Extracted records
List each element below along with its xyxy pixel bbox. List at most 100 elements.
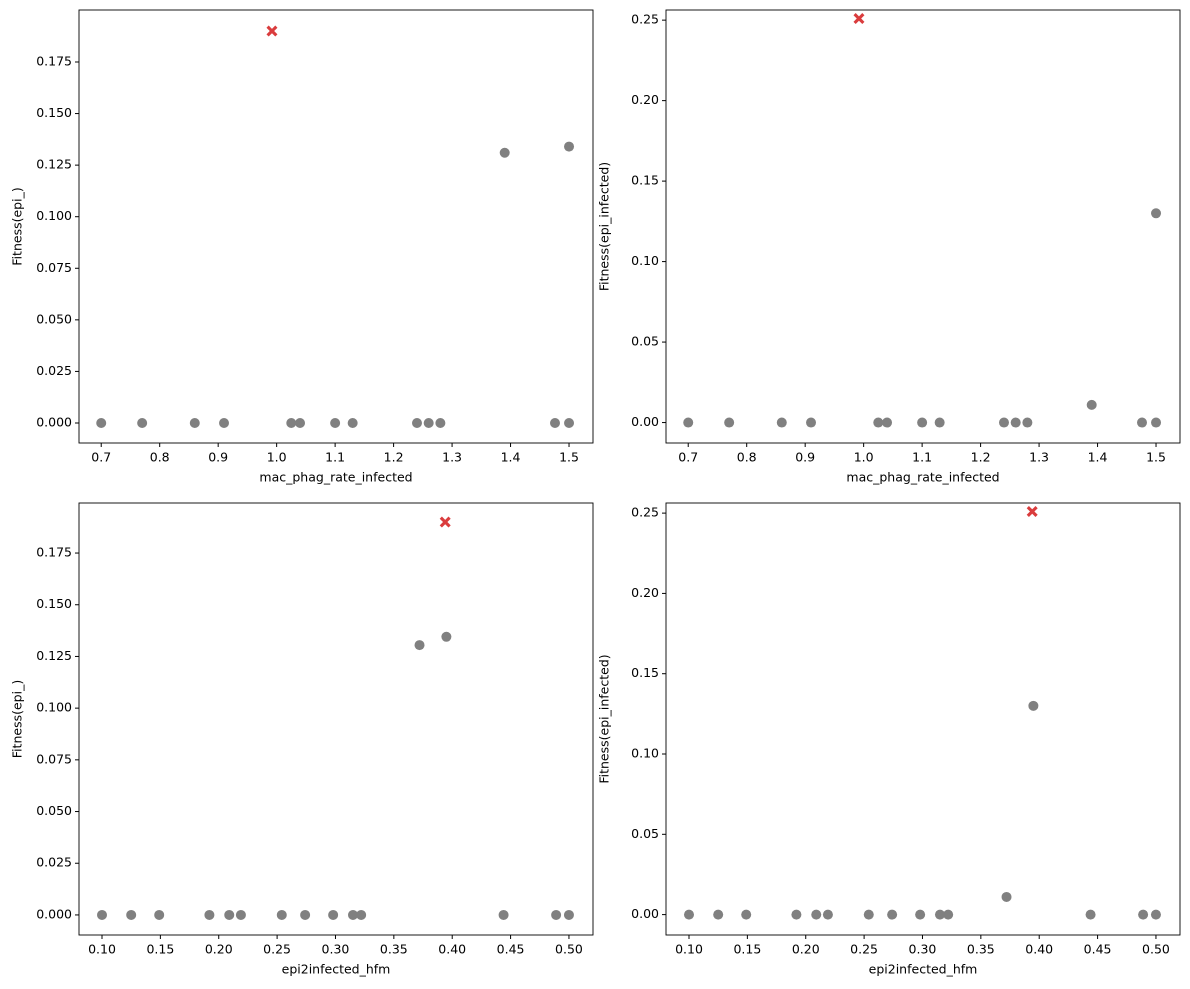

...

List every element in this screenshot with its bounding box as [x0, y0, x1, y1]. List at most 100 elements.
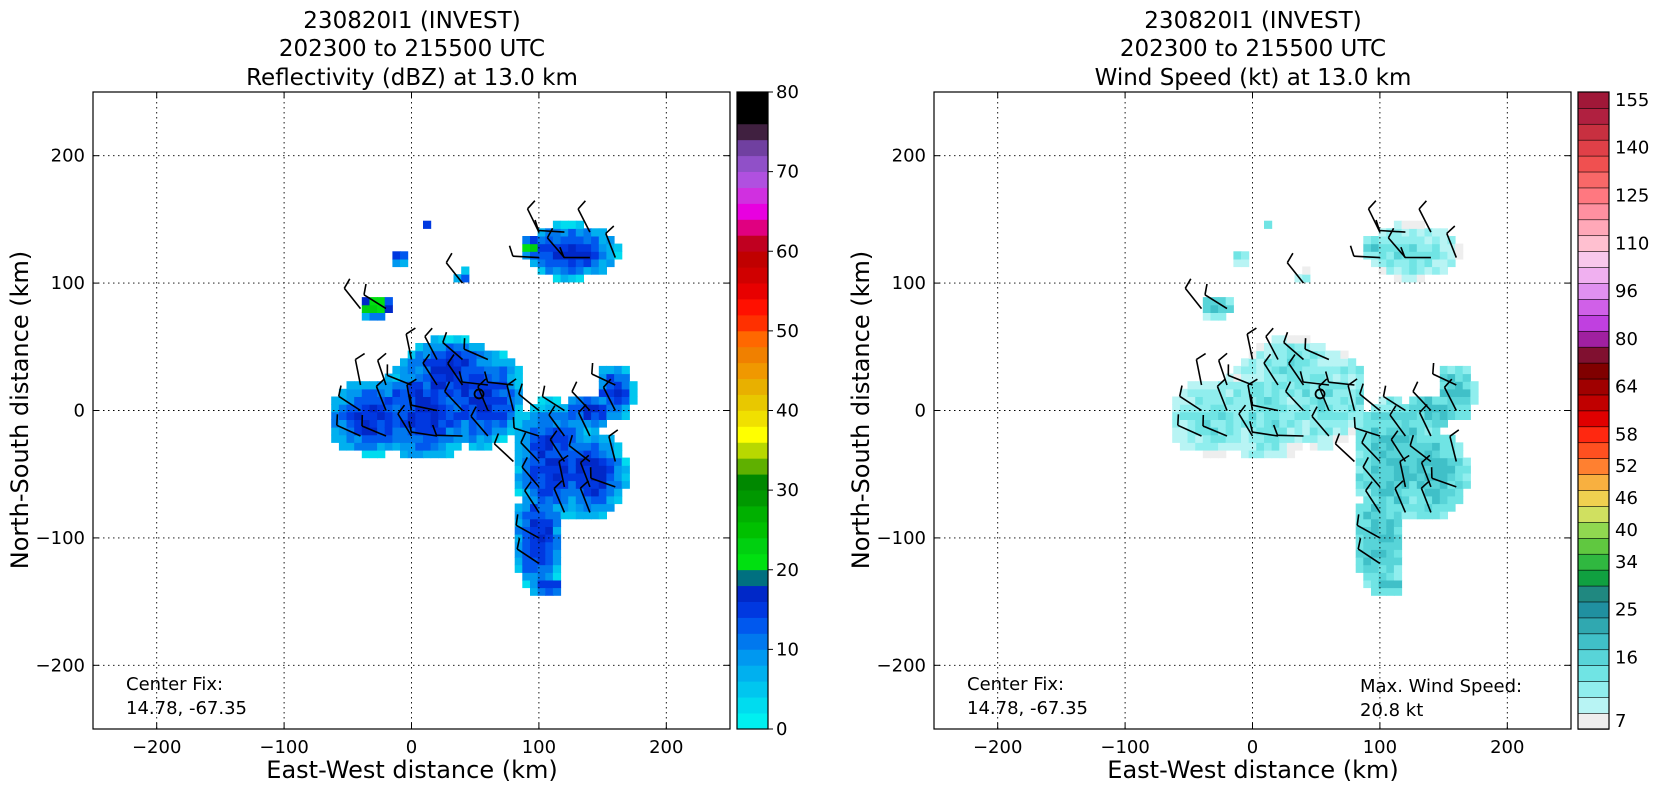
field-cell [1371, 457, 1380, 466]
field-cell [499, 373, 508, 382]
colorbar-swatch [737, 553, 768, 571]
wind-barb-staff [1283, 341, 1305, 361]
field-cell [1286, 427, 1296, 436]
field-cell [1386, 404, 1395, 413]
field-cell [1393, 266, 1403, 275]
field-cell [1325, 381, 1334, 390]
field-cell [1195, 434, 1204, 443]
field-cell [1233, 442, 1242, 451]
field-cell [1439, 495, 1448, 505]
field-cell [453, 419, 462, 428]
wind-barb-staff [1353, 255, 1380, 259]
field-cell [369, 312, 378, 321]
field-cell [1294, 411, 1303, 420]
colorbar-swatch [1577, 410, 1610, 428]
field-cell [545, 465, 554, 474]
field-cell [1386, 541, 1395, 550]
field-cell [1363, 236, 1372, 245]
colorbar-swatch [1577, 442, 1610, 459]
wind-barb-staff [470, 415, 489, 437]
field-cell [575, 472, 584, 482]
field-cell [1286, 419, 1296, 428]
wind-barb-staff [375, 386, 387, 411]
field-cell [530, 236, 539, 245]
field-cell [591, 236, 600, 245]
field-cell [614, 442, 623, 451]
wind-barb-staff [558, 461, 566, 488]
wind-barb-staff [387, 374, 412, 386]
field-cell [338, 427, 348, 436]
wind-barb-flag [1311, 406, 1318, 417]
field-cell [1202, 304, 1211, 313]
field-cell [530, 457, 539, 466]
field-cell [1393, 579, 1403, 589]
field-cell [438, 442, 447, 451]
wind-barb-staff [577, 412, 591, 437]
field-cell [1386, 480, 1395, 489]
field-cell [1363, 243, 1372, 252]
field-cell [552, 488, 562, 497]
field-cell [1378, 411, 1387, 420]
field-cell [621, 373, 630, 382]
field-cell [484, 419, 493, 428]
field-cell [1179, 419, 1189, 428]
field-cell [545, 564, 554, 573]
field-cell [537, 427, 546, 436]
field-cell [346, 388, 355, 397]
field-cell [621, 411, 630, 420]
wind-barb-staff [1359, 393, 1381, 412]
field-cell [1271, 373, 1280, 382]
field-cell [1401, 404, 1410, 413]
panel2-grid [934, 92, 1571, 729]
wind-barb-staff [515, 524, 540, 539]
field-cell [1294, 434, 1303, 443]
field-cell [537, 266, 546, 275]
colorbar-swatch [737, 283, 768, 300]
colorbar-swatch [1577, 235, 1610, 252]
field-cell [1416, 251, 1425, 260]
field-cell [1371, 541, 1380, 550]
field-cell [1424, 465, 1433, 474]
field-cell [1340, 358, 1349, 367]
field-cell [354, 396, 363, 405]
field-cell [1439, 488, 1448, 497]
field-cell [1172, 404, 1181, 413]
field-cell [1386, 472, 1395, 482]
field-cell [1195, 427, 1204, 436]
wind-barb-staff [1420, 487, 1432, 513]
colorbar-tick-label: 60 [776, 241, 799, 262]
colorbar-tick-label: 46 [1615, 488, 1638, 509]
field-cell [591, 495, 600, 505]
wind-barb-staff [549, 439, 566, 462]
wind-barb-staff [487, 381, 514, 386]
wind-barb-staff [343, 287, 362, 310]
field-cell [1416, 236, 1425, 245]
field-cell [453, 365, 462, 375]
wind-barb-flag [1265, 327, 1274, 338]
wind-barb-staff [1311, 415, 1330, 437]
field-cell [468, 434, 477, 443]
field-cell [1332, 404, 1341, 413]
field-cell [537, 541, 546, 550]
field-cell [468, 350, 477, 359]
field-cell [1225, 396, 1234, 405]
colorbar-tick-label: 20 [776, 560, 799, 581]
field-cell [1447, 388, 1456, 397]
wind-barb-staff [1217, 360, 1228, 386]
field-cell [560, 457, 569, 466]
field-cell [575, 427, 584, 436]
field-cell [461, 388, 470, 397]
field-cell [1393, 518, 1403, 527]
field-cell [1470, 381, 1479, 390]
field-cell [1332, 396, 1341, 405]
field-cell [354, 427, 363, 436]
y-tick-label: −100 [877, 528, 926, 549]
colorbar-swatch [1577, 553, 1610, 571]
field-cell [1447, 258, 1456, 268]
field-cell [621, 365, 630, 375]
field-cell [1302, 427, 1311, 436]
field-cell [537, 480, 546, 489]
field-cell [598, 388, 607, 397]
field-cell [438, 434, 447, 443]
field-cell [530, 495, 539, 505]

Written request
Reproduce the lines between the one holding "List every element" and the one holding "wind-barb-staff [577, 412, 591, 437]", inclusive, with the requests kept as they are. Multiply every bounding-box coordinate by 1.95, round to whole numbers with halves going up, and leave the pictures out of your answer.

Output of the task
List every element in this screenshot with its bounding box as [x0, y0, x1, y1]. List at most 100 elements.
field-cell [2673, 891, 2691, 909]
field-cell [973, 727, 991, 745]
colorbar-swatch [1437, 1078, 1498, 1113]
wind-barb-staff [2502, 665, 2545, 704]
field-cell [2508, 833, 2527, 850]
field-cell [2703, 788, 2720, 805]
field-cell [2716, 519, 2736, 536]
field-cell [2584, 743, 2601, 761]
field-cell [2330, 846, 2348, 864]
field-cell [2404, 862, 2422, 879]
field-cell [2806, 965, 2824, 985]
field-cell [883, 817, 901, 835]
wind-barb-staff [2638, 497, 2691, 505]
field-cell [720, 608, 737, 626]
field-cell [2523, 801, 2541, 819]
colorbar-swatch [3075, 800, 3140, 835]
field-cell [1063, 907, 1080, 924]
field-cell [2703, 1055, 2720, 1073]
field-cell [2658, 460, 2675, 478]
colorbar-swatch [3075, 862, 3140, 895]
wind-barb-staff [917, 809, 954, 852]
field-cell [1121, 920, 1139, 940]
field-cell [2508, 817, 2527, 835]
wind-barb-staff [731, 753, 755, 801]
field-cell [1034, 460, 1051, 478]
field-cell [1152, 460, 1170, 478]
field-cell [1197, 862, 1215, 879]
wind-barb-staff [1088, 899, 1104, 952]
wind-barb-staff [755, 729, 803, 753]
field-cell [659, 833, 679, 850]
wind-barb-flag [2556, 792, 2570, 813]
field-cell [2344, 593, 2361, 610]
field-cell [1034, 891, 1051, 909]
field-cell [2716, 1129, 2736, 1149]
field-cell [854, 862, 872, 879]
wind-barb-staff [1125, 803, 1152, 852]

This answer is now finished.